## TASK
Look through the lines below for the word "this", and copy every line that has it.

## THE DATA
- - - - - - -

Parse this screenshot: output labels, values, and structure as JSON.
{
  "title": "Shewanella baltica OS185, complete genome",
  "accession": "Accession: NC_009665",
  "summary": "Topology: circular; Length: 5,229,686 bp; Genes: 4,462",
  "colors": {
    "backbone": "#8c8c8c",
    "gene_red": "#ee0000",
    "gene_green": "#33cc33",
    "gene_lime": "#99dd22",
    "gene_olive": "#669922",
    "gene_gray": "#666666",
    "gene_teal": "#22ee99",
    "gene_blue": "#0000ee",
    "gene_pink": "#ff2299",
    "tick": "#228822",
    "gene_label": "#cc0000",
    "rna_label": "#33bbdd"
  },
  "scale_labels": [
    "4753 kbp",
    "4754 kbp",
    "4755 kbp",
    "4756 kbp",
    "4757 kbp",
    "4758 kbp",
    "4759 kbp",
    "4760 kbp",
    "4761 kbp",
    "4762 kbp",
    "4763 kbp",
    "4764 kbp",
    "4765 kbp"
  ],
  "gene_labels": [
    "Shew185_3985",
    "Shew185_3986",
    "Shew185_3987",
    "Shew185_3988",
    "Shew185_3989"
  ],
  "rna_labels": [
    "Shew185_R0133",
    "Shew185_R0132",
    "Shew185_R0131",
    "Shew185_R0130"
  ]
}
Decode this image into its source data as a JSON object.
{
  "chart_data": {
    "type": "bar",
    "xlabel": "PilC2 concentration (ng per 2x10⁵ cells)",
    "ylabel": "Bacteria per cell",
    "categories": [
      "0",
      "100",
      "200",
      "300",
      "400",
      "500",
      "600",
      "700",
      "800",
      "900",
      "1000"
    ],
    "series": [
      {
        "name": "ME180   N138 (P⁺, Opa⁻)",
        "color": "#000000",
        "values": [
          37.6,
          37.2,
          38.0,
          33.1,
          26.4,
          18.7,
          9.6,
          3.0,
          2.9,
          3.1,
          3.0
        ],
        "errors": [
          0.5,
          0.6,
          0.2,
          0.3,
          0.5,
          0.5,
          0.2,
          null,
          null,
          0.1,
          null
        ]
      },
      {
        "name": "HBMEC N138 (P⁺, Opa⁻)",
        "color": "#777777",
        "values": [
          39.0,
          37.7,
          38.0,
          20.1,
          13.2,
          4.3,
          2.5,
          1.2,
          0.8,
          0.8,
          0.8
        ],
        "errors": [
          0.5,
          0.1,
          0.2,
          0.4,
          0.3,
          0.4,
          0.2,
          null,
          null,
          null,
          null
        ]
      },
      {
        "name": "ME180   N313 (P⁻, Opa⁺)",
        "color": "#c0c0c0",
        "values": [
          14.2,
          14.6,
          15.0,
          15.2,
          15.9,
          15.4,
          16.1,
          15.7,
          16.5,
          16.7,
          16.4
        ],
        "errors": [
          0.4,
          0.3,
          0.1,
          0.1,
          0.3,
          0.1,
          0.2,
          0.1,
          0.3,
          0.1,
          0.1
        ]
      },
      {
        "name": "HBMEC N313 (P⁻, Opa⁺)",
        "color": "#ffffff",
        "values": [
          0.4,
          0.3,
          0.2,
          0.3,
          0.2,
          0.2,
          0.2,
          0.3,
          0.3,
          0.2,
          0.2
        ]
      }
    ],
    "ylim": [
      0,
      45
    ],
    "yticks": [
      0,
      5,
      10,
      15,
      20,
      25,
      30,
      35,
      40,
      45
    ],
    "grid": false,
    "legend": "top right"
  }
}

- - - - - - -

## WORKED SOLUTION
Parse this screenshot: output labels, values, and structure as JSON.
Decode this image into its source data as a JSON object.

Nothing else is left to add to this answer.